● THE PROBLEM
Transcribe all of the material exactly, except for its pictures.

● LISTED ENTRIES

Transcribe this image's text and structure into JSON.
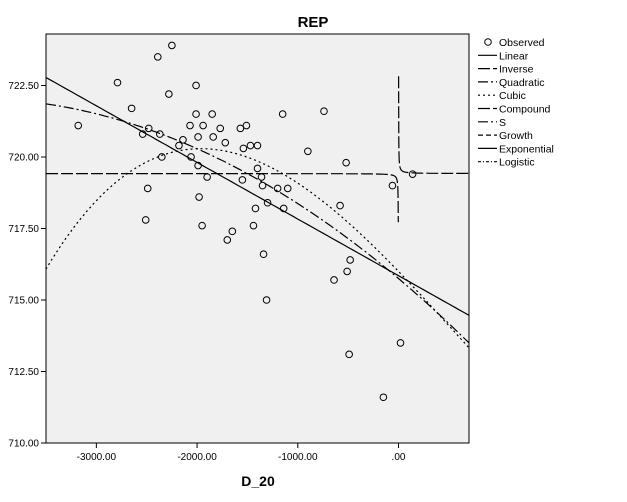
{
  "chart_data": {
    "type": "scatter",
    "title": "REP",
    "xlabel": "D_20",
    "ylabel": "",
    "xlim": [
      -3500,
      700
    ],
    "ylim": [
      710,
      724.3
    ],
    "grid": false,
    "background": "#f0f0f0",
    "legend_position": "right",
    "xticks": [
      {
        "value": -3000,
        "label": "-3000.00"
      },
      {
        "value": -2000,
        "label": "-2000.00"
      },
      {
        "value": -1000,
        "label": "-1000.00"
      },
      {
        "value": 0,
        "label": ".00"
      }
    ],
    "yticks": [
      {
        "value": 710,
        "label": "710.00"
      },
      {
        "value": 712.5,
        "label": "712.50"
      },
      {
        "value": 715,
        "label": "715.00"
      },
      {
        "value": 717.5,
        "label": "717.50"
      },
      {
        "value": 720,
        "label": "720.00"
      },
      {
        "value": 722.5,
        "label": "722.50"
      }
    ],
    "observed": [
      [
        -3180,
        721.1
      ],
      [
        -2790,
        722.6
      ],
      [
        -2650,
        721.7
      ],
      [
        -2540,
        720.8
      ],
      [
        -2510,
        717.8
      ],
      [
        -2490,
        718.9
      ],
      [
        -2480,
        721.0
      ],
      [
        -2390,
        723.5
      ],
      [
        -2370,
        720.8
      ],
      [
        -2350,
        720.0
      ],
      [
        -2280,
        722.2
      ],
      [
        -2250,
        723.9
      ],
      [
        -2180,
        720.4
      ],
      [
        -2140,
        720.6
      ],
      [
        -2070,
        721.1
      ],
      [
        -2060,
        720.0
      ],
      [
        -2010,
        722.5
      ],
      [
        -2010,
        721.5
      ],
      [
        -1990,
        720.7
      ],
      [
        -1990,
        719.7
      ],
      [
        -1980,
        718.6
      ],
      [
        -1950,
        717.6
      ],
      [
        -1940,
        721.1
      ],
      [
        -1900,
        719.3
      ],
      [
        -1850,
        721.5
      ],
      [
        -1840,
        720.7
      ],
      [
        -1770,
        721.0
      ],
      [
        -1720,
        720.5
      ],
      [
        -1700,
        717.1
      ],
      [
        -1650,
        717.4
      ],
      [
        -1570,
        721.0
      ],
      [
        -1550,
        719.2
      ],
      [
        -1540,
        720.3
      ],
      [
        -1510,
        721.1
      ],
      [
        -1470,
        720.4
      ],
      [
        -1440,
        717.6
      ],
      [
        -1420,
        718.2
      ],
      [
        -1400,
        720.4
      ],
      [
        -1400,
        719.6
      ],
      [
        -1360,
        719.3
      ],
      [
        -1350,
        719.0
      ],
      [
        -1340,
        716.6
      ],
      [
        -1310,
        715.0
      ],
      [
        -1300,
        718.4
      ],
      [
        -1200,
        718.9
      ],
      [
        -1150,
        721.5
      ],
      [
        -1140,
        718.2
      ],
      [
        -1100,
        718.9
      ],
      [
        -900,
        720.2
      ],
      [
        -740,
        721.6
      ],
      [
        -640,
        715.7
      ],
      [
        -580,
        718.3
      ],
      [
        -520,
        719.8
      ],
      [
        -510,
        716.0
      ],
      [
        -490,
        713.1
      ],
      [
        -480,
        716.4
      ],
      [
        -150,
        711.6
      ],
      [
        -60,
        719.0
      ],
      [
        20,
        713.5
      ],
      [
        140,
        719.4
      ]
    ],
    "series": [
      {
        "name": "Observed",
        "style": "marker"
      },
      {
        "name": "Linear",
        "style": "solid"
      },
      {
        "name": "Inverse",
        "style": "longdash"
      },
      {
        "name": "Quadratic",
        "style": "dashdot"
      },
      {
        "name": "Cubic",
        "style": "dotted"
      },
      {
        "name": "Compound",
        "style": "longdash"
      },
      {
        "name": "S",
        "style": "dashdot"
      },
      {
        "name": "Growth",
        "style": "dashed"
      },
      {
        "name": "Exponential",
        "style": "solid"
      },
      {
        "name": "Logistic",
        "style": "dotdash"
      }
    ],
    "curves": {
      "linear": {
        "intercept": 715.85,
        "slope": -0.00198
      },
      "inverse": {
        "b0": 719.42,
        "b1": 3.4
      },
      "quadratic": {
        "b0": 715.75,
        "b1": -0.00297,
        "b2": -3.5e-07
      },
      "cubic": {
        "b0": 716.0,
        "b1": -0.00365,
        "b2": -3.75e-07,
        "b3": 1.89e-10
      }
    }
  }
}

● TASK ANSWER
Transcribe this image's text and structure into JSON.
{
  "chart_data": {
    "type": "scatter",
    "title": "REP",
    "xlabel": "D_20",
    "ylabel": "",
    "xlim": [
      -3500,
      700
    ],
    "ylim": [
      710,
      724.3
    ],
    "grid": false,
    "background": "#f0f0f0",
    "legend_position": "right",
    "xticks": [
      {
        "value": -3000,
        "label": "-3000.00"
      },
      {
        "value": -2000,
        "label": "-2000.00"
      },
      {
        "value": -1000,
        "label": "-1000.00"
      },
      {
        "value": 0,
        "label": ".00"
      }
    ],
    "yticks": [
      {
        "value": 710,
        "label": "710.00"
      },
      {
        "value": 712.5,
        "label": "712.50"
      },
      {
        "value": 715,
        "label": "715.00"
      },
      {
        "value": 717.5,
        "label": "717.50"
      },
      {
        "value": 720,
        "label": "720.00"
      },
      {
        "value": 722.5,
        "label": "722.50"
      }
    ],
    "observed": [
      [
        -3180,
        721.1
      ],
      [
        -2790,
        722.6
      ],
      [
        -2650,
        721.7
      ],
      [
        -2540,
        720.8
      ],
      [
        -2510,
        717.8
      ],
      [
        -2490,
        718.9
      ],
      [
        -2480,
        721.0
      ],
      [
        -2390,
        723.5
      ],
      [
        -2370,
        720.8
      ],
      [
        -2350,
        720.0
      ],
      [
        -2280,
        722.2
      ],
      [
        -2250,
        723.9
      ],
      [
        -2180,
        720.4
      ],
      [
        -2140,
        720.6
      ],
      [
        -2070,
        721.1
      ],
      [
        -2060,
        720.0
      ],
      [
        -2010,
        722.5
      ],
      [
        -2010,
        721.5
      ],
      [
        -1990,
        720.7
      ],
      [
        -1990,
        719.7
      ],
      [
        -1980,
        718.6
      ],
      [
        -1950,
        717.6
      ],
      [
        -1940,
        721.1
      ],
      [
        -1900,
        719.3
      ],
      [
        -1850,
        721.5
      ],
      [
        -1840,
        720.7
      ],
      [
        -1770,
        721.0
      ],
      [
        -1720,
        720.5
      ],
      [
        -1700,
        717.1
      ],
      [
        -1650,
        717.4
      ],
      [
        -1570,
        721.0
      ],
      [
        -1550,
        719.2
      ],
      [
        -1540,
        720.3
      ],
      [
        -1510,
        721.1
      ],
      [
        -1470,
        720.4
      ],
      [
        -1440,
        717.6
      ],
      [
        -1420,
        718.2
      ],
      [
        -1400,
        720.4
      ],
      [
        -1400,
        719.6
      ],
      [
        -1360,
        719.3
      ],
      [
        -1350,
        719.0
      ],
      [
        -1340,
        716.6
      ],
      [
        -1310,
        715.0
      ],
      [
        -1300,
        718.4
      ],
      [
        -1200,
        718.9
      ],
      [
        -1150,
        721.5
      ],
      [
        -1140,
        718.2
      ],
      [
        -1100,
        718.9
      ],
      [
        -900,
        720.2
      ],
      [
        -740,
        721.6
      ],
      [
        -640,
        715.7
      ],
      [
        -580,
        718.3
      ],
      [
        -520,
        719.8
      ],
      [
        -510,
        716.0
      ],
      [
        -490,
        713.1
      ],
      [
        -480,
        716.4
      ],
      [
        -150,
        711.6
      ],
      [
        -60,
        719.0
      ],
      [
        20,
        713.5
      ],
      [
        140,
        719.4
      ]
    ],
    "series": [
      {
        "name": "Observed",
        "style": "marker"
      },
      {
        "name": "Linear",
        "style": "solid"
      },
      {
        "name": "Inverse",
        "style": "longdash"
      },
      {
        "name": "Quadratic",
        "style": "dashdot"
      },
      {
        "name": "Cubic",
        "style": "dotted"
      },
      {
        "name": "Compound",
        "style": "longdash"
      },
      {
        "name": "S",
        "style": "dashdot"
      },
      {
        "name": "Growth",
        "style": "dashed"
      },
      {
        "name": "Exponential",
        "style": "solid"
      },
      {
        "name": "Logistic",
        "style": "dotdash"
      }
    ],
    "curves": {
      "linear": {
        "intercept": 715.85,
        "slope": -0.00198
      },
      "inverse": {
        "b0": 719.42,
        "b1": 3.4
      },
      "quadratic": {
        "b0": 715.75,
        "b1": -0.00297,
        "b2": -3.5e-07
      },
      "cubic": {
        "b0": 716.0,
        "b1": -0.00365,
        "b2": -3.75e-07,
        "b3": 1.89e-10
      }
    }
  }
}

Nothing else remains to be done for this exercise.